From the listing below, pull out every line where the string "JSON" appears.

◆ Dataset extract:

──────

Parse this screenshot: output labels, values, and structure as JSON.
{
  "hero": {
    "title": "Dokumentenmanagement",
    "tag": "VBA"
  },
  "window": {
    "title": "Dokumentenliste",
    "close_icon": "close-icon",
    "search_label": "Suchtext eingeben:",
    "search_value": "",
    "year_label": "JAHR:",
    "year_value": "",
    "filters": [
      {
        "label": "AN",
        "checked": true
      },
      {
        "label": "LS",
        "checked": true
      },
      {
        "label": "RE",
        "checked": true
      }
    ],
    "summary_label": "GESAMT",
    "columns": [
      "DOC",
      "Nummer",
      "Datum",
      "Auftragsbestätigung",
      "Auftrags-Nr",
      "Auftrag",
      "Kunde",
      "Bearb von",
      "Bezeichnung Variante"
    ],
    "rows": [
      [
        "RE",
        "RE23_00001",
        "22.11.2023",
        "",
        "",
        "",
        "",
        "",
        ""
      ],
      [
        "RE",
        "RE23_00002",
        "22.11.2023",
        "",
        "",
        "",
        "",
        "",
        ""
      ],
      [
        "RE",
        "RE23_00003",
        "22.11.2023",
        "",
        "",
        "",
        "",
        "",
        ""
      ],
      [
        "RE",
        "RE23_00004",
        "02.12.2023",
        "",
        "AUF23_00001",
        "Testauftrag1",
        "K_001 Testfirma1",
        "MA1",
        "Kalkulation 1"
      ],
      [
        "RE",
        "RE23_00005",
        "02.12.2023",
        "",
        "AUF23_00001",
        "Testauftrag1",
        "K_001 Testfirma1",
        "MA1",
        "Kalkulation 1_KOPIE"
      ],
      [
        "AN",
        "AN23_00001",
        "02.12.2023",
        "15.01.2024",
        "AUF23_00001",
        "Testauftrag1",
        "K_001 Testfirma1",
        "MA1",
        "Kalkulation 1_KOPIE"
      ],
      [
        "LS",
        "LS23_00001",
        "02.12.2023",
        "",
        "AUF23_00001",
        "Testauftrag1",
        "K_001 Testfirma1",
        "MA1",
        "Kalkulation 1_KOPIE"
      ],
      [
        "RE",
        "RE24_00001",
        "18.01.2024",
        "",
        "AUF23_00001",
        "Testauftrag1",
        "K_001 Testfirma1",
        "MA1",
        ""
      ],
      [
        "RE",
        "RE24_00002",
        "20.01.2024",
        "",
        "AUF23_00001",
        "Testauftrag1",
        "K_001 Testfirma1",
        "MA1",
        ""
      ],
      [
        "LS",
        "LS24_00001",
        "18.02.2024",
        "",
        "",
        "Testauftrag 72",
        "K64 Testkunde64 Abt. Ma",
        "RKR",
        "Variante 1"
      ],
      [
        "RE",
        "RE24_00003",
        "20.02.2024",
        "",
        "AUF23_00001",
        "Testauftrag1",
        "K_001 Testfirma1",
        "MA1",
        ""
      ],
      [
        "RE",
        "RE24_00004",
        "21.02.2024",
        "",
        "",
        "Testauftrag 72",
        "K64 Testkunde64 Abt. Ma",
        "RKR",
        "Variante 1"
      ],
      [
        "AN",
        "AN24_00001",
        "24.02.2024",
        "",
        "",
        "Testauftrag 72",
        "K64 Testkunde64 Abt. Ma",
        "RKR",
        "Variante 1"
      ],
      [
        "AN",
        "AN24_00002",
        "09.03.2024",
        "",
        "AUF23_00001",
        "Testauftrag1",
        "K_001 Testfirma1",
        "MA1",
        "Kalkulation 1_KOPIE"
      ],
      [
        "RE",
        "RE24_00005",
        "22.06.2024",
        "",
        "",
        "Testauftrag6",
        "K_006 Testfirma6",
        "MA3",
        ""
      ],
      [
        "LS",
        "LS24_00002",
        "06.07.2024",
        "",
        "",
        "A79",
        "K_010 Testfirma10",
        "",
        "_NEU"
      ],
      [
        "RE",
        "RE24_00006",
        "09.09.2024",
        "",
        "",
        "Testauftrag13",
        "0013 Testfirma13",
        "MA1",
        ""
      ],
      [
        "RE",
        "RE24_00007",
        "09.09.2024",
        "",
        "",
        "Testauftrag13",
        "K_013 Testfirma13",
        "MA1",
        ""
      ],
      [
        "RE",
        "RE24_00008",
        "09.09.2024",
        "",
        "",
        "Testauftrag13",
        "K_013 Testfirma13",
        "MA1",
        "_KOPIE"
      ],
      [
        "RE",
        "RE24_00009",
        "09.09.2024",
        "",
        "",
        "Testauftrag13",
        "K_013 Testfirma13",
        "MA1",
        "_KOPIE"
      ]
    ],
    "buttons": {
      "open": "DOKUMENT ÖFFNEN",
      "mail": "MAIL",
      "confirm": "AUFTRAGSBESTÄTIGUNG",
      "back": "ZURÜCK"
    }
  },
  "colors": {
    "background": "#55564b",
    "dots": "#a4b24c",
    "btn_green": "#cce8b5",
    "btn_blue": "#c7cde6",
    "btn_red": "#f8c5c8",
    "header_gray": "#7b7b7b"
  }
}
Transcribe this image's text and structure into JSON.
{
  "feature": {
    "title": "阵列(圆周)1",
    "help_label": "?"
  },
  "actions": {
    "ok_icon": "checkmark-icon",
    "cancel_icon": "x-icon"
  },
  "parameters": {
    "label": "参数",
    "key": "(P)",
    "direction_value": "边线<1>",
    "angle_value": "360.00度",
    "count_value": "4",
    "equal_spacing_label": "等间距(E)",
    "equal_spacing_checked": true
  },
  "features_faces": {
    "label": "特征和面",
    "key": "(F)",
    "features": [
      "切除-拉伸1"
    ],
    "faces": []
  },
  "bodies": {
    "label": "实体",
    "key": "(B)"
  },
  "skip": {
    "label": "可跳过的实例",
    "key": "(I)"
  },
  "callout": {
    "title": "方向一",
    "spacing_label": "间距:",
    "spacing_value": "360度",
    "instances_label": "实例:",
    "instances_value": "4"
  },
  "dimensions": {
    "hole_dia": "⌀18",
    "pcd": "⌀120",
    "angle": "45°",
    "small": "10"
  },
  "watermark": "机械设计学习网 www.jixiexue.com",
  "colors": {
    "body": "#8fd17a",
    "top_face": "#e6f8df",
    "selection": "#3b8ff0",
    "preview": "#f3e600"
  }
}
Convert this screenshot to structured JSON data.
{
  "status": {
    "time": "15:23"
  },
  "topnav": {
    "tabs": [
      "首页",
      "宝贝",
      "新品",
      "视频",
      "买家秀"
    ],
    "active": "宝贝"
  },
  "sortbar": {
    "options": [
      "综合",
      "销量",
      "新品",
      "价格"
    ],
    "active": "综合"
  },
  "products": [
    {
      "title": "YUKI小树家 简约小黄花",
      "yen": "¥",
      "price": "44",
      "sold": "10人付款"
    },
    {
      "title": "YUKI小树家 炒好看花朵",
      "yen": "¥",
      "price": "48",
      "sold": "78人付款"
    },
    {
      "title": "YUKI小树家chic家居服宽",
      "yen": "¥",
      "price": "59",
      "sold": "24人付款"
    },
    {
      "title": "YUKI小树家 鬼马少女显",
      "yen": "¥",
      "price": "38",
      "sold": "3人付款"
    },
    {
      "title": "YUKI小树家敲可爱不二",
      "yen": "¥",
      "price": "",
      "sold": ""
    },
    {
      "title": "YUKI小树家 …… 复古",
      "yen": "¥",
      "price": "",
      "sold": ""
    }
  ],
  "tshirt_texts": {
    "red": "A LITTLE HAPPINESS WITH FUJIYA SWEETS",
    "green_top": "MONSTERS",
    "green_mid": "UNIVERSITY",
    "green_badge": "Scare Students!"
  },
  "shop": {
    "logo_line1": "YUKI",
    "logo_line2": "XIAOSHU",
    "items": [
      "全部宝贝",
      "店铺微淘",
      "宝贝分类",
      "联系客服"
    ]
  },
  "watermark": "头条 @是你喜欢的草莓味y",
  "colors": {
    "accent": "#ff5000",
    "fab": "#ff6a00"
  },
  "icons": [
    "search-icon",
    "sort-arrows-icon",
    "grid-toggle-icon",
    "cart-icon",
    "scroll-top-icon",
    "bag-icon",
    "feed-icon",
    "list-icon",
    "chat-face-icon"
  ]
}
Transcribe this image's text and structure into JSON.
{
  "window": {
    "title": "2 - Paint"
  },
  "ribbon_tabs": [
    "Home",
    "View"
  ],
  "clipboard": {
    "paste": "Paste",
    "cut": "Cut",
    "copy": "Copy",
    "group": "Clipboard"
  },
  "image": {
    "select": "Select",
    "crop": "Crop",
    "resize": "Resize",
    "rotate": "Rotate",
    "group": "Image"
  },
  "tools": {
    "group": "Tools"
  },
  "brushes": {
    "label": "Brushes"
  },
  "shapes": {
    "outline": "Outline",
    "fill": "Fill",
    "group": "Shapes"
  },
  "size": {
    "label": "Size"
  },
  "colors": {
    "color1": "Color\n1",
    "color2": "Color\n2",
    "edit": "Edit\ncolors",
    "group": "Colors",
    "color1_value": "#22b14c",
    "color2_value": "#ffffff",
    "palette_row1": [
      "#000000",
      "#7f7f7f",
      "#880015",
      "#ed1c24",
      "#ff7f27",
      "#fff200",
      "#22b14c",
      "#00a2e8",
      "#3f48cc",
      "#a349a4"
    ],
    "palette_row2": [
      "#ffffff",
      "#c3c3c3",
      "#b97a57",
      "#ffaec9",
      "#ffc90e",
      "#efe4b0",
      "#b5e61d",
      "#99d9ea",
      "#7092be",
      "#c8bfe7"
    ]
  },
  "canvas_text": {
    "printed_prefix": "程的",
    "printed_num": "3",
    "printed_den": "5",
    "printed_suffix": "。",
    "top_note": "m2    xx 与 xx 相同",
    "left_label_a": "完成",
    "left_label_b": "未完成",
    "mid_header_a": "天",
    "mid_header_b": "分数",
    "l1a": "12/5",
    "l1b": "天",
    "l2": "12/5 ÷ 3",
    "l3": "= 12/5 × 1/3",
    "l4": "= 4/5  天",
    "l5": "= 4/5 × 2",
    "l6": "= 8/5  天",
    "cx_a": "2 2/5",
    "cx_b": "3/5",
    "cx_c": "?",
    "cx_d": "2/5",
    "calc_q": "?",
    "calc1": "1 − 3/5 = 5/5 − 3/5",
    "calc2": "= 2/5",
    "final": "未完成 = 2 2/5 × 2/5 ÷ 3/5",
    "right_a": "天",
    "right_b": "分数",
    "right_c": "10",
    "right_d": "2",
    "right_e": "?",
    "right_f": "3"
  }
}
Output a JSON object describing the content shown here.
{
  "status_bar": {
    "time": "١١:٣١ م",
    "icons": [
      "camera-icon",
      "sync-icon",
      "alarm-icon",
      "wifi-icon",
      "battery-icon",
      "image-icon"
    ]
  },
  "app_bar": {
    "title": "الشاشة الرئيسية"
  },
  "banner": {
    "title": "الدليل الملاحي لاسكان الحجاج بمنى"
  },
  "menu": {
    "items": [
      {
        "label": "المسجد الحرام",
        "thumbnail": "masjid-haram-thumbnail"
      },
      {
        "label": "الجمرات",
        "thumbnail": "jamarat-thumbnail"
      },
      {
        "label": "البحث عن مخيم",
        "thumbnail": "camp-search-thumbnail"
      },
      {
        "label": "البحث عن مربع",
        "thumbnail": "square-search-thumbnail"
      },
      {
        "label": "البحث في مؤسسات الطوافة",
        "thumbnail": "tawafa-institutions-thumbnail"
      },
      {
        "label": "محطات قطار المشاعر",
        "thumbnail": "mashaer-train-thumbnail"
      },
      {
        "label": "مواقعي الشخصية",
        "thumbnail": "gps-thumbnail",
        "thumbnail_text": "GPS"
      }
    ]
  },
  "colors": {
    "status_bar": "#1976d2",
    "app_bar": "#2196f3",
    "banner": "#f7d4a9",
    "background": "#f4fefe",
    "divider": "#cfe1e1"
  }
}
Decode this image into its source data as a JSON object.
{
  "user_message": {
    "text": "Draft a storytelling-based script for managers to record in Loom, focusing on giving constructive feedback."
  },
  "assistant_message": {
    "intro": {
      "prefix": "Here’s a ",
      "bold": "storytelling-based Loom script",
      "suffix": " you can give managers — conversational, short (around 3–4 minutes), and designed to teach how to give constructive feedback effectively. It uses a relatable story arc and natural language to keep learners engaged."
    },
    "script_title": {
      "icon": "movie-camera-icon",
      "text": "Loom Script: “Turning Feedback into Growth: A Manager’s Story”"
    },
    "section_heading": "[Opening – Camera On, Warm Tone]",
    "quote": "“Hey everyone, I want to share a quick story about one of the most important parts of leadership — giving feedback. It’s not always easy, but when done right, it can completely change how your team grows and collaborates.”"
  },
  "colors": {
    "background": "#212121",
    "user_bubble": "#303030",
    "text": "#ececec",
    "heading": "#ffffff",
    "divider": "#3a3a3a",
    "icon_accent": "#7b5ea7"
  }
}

──────

◆ Finished exercise:
Parse this screenshot: output labels, values, and structure as JSON.
Transcribe this image's text and structure into JSON.
Convert this screenshot to structured JSON data.
Transcribe this image's text and structure into JSON.
Output a JSON object describing the content shown here.
Decode this image into its source data as a JSON object.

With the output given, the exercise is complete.